**Records excerpted from a collection:**
==*==

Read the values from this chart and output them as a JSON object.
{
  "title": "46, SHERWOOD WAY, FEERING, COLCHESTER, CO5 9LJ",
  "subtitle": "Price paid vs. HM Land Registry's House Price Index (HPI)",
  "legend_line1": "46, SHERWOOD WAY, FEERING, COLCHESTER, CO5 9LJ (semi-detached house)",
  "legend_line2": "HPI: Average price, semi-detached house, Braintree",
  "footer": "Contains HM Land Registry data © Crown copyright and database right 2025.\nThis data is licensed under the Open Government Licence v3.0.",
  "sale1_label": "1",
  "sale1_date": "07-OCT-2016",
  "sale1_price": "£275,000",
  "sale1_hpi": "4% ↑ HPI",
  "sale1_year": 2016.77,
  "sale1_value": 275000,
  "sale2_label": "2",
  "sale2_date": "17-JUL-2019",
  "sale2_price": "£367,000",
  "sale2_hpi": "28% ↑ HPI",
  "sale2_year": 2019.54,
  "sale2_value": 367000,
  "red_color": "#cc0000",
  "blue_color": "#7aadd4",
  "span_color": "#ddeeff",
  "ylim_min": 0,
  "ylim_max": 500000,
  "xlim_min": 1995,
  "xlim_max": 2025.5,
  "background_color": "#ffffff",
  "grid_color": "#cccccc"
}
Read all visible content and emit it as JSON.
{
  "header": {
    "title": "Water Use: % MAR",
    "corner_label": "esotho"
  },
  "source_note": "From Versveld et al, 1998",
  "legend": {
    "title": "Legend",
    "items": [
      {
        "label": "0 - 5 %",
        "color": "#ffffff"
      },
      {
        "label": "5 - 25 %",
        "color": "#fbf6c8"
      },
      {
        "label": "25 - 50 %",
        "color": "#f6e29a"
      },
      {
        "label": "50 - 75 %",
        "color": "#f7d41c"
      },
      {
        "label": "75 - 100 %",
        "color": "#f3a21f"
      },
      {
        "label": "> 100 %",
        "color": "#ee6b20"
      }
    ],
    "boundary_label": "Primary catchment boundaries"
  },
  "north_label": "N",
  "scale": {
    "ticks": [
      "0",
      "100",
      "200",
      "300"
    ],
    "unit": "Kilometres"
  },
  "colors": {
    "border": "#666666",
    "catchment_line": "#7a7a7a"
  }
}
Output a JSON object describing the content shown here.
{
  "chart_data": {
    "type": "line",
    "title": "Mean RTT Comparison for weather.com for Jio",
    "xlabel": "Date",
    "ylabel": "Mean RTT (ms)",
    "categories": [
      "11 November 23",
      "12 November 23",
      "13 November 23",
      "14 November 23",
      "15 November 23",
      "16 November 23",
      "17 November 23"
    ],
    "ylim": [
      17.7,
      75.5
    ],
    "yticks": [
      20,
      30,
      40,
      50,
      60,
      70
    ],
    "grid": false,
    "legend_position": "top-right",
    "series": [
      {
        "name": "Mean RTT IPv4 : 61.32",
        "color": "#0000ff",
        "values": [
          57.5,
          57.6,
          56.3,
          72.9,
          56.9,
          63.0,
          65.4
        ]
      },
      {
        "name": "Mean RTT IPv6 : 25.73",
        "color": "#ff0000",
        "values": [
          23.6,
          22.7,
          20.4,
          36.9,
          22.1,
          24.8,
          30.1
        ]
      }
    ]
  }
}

==*==

**Requirement:**
In the records above, find the line containing "Output a JSON"; please retype it and every line after it through the last line, exactly and with nothing else.

**Exercise response:**
Output a JSON object describing the content shown here.
{
  "chart_data": {
    "type": "line",
    "title": "Mean RTT Comparison for weather.com for Jio",
    "xlabel": "Date",
    "ylabel": "Mean RTT (ms)",
    "categories": [
      "11 November 23",
      "12 November 23",
      "13 November 23",
      "14 November 23",
      "15 November 23",
      "16 November 23",
      "17 November 23"
    ],
    "ylim": [
      17.7,
      75.5
    ],
    "yticks": [
      20,
      30,
      40,
      50,
      60,
      70
    ],
    "grid": false,
    "legend_position": "top-right",
    "series": [
      {
        "name": "Mean RTT IPv4 : 61.32",
        "color": "#0000ff",
        "values": [
          57.5,
          57.6,
          56.3,
          72.9,
          56.9,
          63.0,
          65.4
        ]
      },
      {
        "name": "Mean RTT IPv6 : 25.73",
        "color": "#ff0000",
        "values": [
          23.6,
          22.7,
          20.4,
          36.9,
          22.1,
          24.8,
          30.1
        ]
      }
    ]
  }
}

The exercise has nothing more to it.